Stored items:
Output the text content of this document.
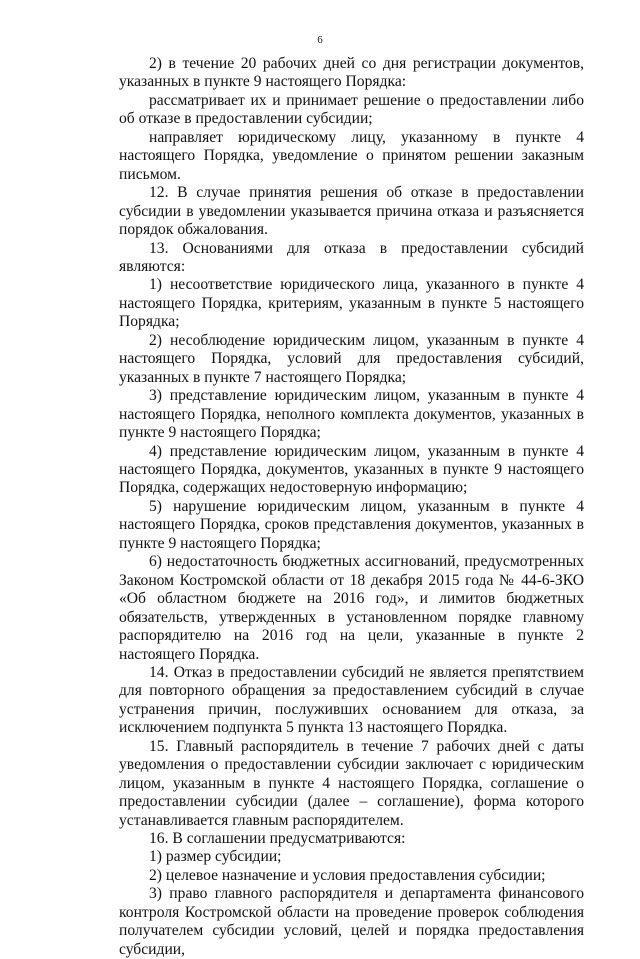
6

2) в течение 20 рабочих дней со дня регистрации документов, указанных в пункте 9 настоящего Порядка:

рассматривает их и принимает решение о предоставлении либо об отказе в предоставлении субсидии;

направляет юридическому лицу, указанному в пункте 4 настоящего Порядка, уведомление о принятом решении заказным письмом.

12. В случае принятия решения об отказе в предоставлении субсидии в уведомлении указывается причина отказа и разъясняется порядок обжалования.

13. Основаниями для отказа в предоставлении субсидий являются:

1) несоответствие юридического лица, указанного в пункте 4 настоящего Порядка, критериям, указанным в пункте 5 настоящего Порядка;

2) несоблюдение юридическим лицом, указанным в пункте 4 настоящего Порядка, условий для предоставления субсидий, указанных в пункте 7 настоящего Порядка;

3) представление юридическим лицом, указанным в пункте 4 настоящего Порядка, неполного комплекта документов, указанных в пункте 9 настоящего Порядка;

4) представление юридическим лицом, указанным в пункте 4 настоящего Порядка, документов, указанных в пункте 9 настоящего Порядка, содержащих недостоверную информацию;

5) нарушение юридическим лицом, указанным в пункте 4 настоящего Порядка, сроков представления документов, указанных в пункте 9 настоящего Порядка;

6) недостаточность бюджетных ассигнований, предусмотренных Законом Костромской области от 18 декабря 2015 года № 44-6-ЗКО «Об областном бюджете на 2016 год», и лимитов бюджетных обязательств, утвержденных в установленном порядке главному распорядителю на 2016 год на цели, указанные в пункте 2 настоящего Порядка.

14. Отказ в предоставлении субсидий не является препятствием для повторного обращения за предоставлением субсидий в случае устранения причин, послуживших основанием для отказа, за исключением подпункта 5 пункта 13 настоящего Порядка.

15. Главный распорядитель в течение 7 рабочих дней с даты уведомления о предоставлении субсидии заключает с юридическим лицом, указанным в пункте 4 настоящего Порядка, соглашение о предоставлении субсидии (далее – соглашение), форма которого устанавливается главным распорядителем.

16. В соглашении предусматриваются:

1) размер субсидии;

2) целевое назначение и условия предоставления субсидии;

3) право главного распорядителя и департамента финансового контроля Костромской области на проведение проверок соблюдения получателем субсидии условий, целей и порядка предоставления субсидии,
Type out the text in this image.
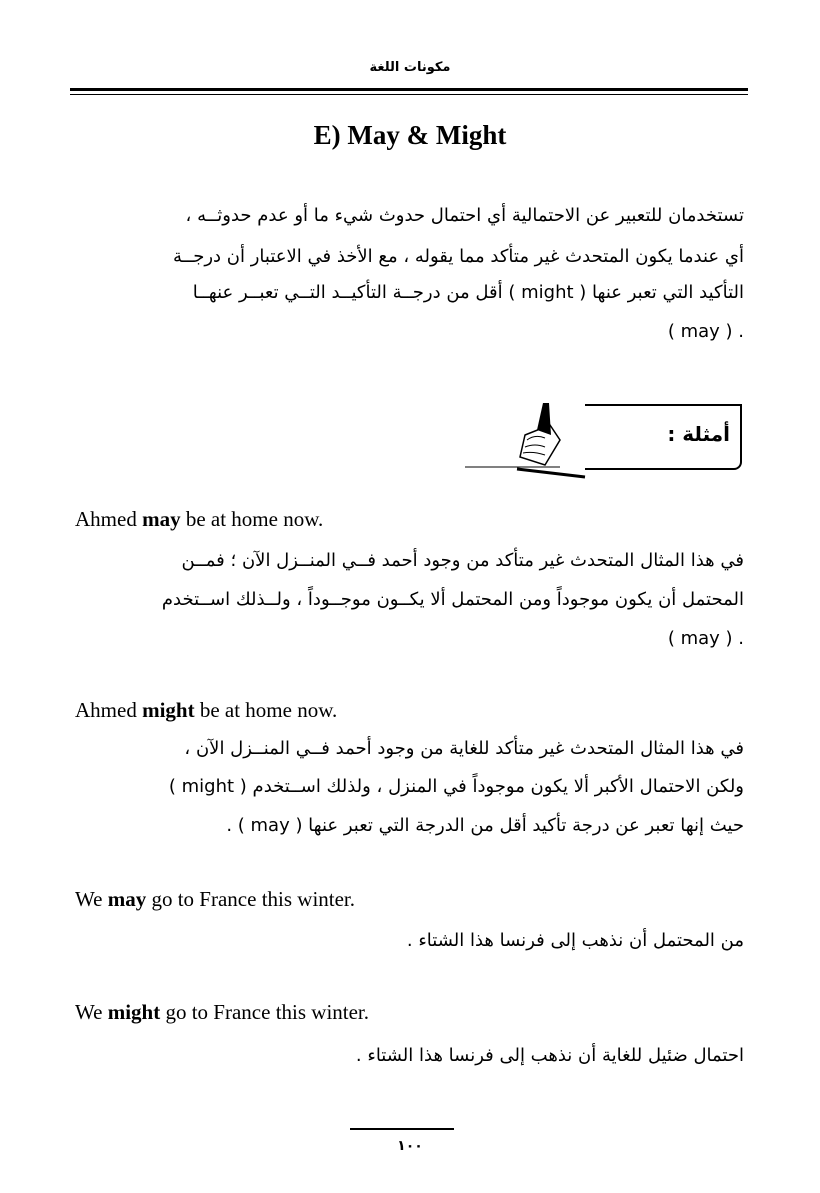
مكونات اللغة
E) May & Might
تستخدمان للتعبير عن الاحتمالية أي احتمال حدوث شيء ما أو عدم حدوثــه ،
أي عندما يكون المتحدث غير متأكد مما يقوله ، مع الأخذ في الاعتبار أن درجــة
التأكيد التي تعبر عنها ( might ) أقل من درجــة التأكيــد التــي تعبــر عنهــا
. ( may )
أمثلة :
Ahmed may be at home now.
في هذا المثال المتحدث غير متأكد من وجود أحمد فــي المنــزل الآن ؛ فمــن
المحتمل أن يكون موجوداً ومن المحتمل ألا يكــون موجــوداً ، ولــذلك اســتخدم
. ( may )
Ahmed might be at home now.
في هذا المثال المتحدث غير متأكد للغاية من وجود أحمد فــي المنــزل الآن ،
ولكن الاحتمال الأكبر ألا يكون موجوداً في المنزل ، ولذلك اســتخدم ( might )
حيث إنها تعبر عن درجة تأكيد أقل من الدرجة التي تعبر عنها ( may ) .
We may go to France this winter.
من المحتمل أن نذهب إلى فرنسا هذا الشتاء .
We might go to France this winter.
احتمال ضئيل للغاية أن نذهب إلى فرنسا هذا الشتاء .
١٠٠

▸ **Task prompt**: Every line is to be duplicated exactly, though pictures stay out.

▸ **Exercise output**:
Output the text content of this document.
6

2) в течение 20 рабочих дней со дня регистрации документов, указанных в пункте 9 настоящего Порядка:

рассматривает их и принимает решение о предоставлении либо об отказе в предоставлении субсидии;

направляет юридическому лицу, указанному в пункте 4 настоящего Порядка, уведомление о принятом решении заказным письмом.

12. В случае принятия решения об отказе в предоставлении субсидии в уведомлении указывается причина отказа и разъясняется порядок обжалования.

13. Основаниями для отказа в предоставлении субсидий являются:

1) несоответствие юридического лица, указанного в пункте 4 настоящего Порядка, критериям, указанным в пункте 5 настоящего Порядка;

2) несоблюдение юридическим лицом, указанным в пункте 4 настоящего Порядка, условий для предоставления субсидий, указанных в пункте 7 настоящего Порядка;

3) представление юридическим лицом, указанным в пункте 4 настоящего Порядка, неполного комплекта документов, указанных в пункте 9 настоящего Порядка;

4) представление юридическим лицом, указанным в пункте 4 настоящего Порядка, документов, указанных в пункте 9 настоящего Порядка, содержащих недостоверную информацию;

5) нарушение юридическим лицом, указанным в пункте 4 настоящего Порядка, сроков представления документов, указанных в пункте 9 настоящего Порядка;

6) недостаточность бюджетных ассигнований, предусмотренных Законом Костромской области от 18 декабря 2015 года № 44-6-ЗКО «Об областном бюджете на 2016 год», и лимитов бюджетных обязательств, утвержденных в установленном порядке главному распорядителю на 2016 год на цели, указанные в пункте 2 настоящего Порядка.

14. Отказ в предоставлении субсидий не является препятствием для повторного обращения за предоставлением субсидий в случае устранения причин, послуживших основанием для отказа, за исключением подпункта 5 пункта 13 настоящего Порядка.

15. Главный распорядитель в течение 7 рабочих дней с даты уведомления о предоставлении субсидии заключает с юридическим лицом, указанным в пункте 4 настоящего Порядка, соглашение о предоставлении субсидии (далее – соглашение), форма которого устанавливается главным распорядителем.

16. В соглашении предусматриваются:

1) размер субсидии;

2) целевое назначение и условия предоставления субсидии;

3) право главного распорядителя и департамента финансового контроля Костромской области на проведение проверок соблюдения получателем субсидии условий, целей и порядка предоставления субсидии,
Type out the text in this image.
مكونات اللغة
E) May & Might
تستخدمان للتعبير عن الاحتمالية أي احتمال حدوث شيء ما أو عدم حدوثــه ،
أي عندما يكون المتحدث غير متأكد مما يقوله ، مع الأخذ في الاعتبار أن درجــة
التأكيد التي تعبر عنها ( might ) أقل من درجــة التأكيــد التــي تعبــر عنهــا
. ( may )
أمثلة :
Ahmed may be at home now.
في هذا المثال المتحدث غير متأكد من وجود أحمد فــي المنــزل الآن ؛ فمــن
المحتمل أن يكون موجوداً ومن المحتمل ألا يكــون موجــوداً ، ولــذلك اســتخدم
. ( may )
Ahmed might be at home now.
في هذا المثال المتحدث غير متأكد للغاية من وجود أحمد فــي المنــزل الآن ،
ولكن الاحتمال الأكبر ألا يكون موجوداً في المنزل ، ولذلك اســتخدم ( might )
حيث إنها تعبر عن درجة تأكيد أقل من الدرجة التي تعبر عنها ( may ) .
We may go to France this winter.
من المحتمل أن نذهب إلى فرنسا هذا الشتاء .
We might go to France this winter.
احتمال ضئيل للغاية أن نذهب إلى فرنسا هذا الشتاء .
١٠٠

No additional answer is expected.